*WORKING DATA*:
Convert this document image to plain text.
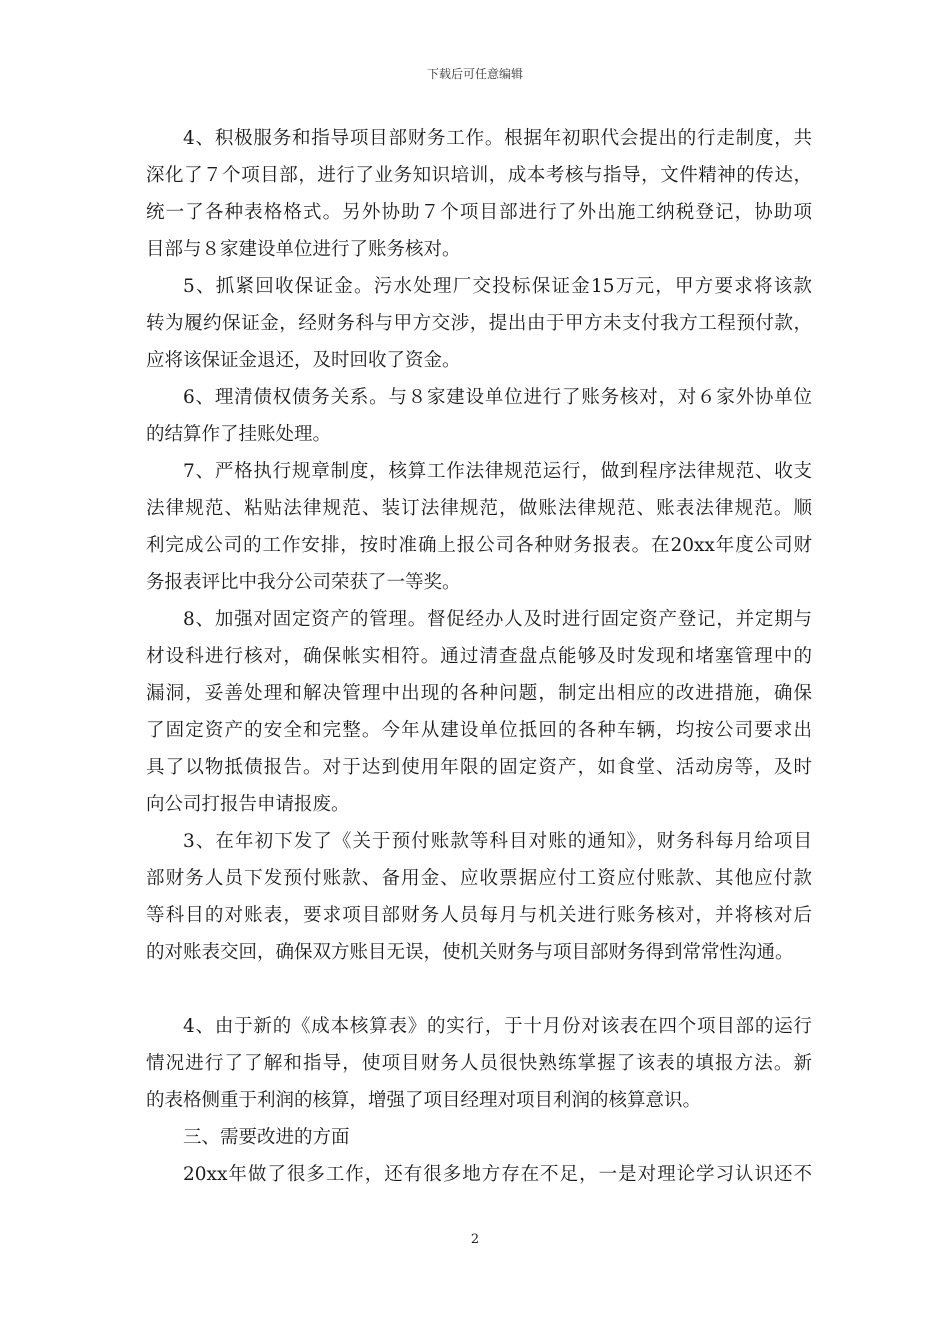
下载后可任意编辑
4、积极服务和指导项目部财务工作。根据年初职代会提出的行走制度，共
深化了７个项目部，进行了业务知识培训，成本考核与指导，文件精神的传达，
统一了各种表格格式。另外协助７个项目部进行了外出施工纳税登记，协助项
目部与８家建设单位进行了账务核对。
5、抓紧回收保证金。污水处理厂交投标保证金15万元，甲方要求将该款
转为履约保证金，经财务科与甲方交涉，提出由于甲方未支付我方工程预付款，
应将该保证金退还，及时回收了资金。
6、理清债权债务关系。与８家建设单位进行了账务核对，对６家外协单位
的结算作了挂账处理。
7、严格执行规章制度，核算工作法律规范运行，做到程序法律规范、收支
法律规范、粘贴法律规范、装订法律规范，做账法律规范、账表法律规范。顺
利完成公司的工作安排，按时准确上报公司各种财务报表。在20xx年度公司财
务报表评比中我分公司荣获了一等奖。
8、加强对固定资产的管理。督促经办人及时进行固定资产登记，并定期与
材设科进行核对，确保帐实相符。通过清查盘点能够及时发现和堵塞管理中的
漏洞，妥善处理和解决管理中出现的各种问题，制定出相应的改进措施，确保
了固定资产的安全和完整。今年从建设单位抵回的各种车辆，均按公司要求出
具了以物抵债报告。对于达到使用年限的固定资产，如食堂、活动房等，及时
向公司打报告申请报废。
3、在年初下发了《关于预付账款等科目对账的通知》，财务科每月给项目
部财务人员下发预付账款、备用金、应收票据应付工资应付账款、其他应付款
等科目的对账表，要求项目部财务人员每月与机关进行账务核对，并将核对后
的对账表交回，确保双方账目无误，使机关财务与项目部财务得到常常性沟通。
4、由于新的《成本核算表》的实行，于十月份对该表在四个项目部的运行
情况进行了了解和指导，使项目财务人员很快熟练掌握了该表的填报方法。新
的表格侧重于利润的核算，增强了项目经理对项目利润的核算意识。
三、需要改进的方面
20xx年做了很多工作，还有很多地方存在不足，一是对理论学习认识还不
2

*YOUR GOAL*: Print the records above exactly as they stand, but leave out the pictures.

*ANSWER TO THE EXERCISE*:
Convert this document image to plain text.
下载后可任意编辑
4、积极服务和指导项目部财务工作。根据年初职代会提出的行走制度，共
深化了７个项目部，进行了业务知识培训，成本考核与指导，文件精神的传达，
统一了各种表格格式。另外协助７个项目部进行了外出施工纳税登记，协助项
目部与８家建设单位进行了账务核对。
5、抓紧回收保证金。污水处理厂交投标保证金15万元，甲方要求将该款
转为履约保证金，经财务科与甲方交涉，提出由于甲方未支付我方工程预付款，
应将该保证金退还，及时回收了资金。
6、理清债权债务关系。与８家建设单位进行了账务核对，对６家外协单位
的结算作了挂账处理。
7、严格执行规章制度，核算工作法律规范运行，做到程序法律规范、收支
法律规范、粘贴法律规范、装订法律规范，做账法律规范、账表法律规范。顺
利完成公司的工作安排，按时准确上报公司各种财务报表。在20xx年度公司财
务报表评比中我分公司荣获了一等奖。
8、加强对固定资产的管理。督促经办人及时进行固定资产登记，并定期与
材设科进行核对，确保帐实相符。通过清查盘点能够及时发现和堵塞管理中的
漏洞，妥善处理和解决管理中出现的各种问题，制定出相应的改进措施，确保
了固定资产的安全和完整。今年从建设单位抵回的各种车辆，均按公司要求出
具了以物抵债报告。对于达到使用年限的固定资产，如食堂、活动房等，及时
向公司打报告申请报废。
3、在年初下发了《关于预付账款等科目对账的通知》，财务科每月给项目
部财务人员下发预付账款、备用金、应收票据应付工资应付账款、其他应付款
等科目的对账表，要求项目部财务人员每月与机关进行账务核对，并将核对后
的对账表交回，确保双方账目无误，使机关财务与项目部财务得到常常性沟通。
4、由于新的《成本核算表》的实行，于十月份对该表在四个项目部的运行
情况进行了了解和指导，使项目财务人员很快熟练掌握了该表的填报方法。新
的表格侧重于利润的核算，增强了项目经理对项目利润的核算意识。
三、需要改进的方面
20xx年做了很多工作，还有很多地方存在不足，一是对理论学习认识还不
2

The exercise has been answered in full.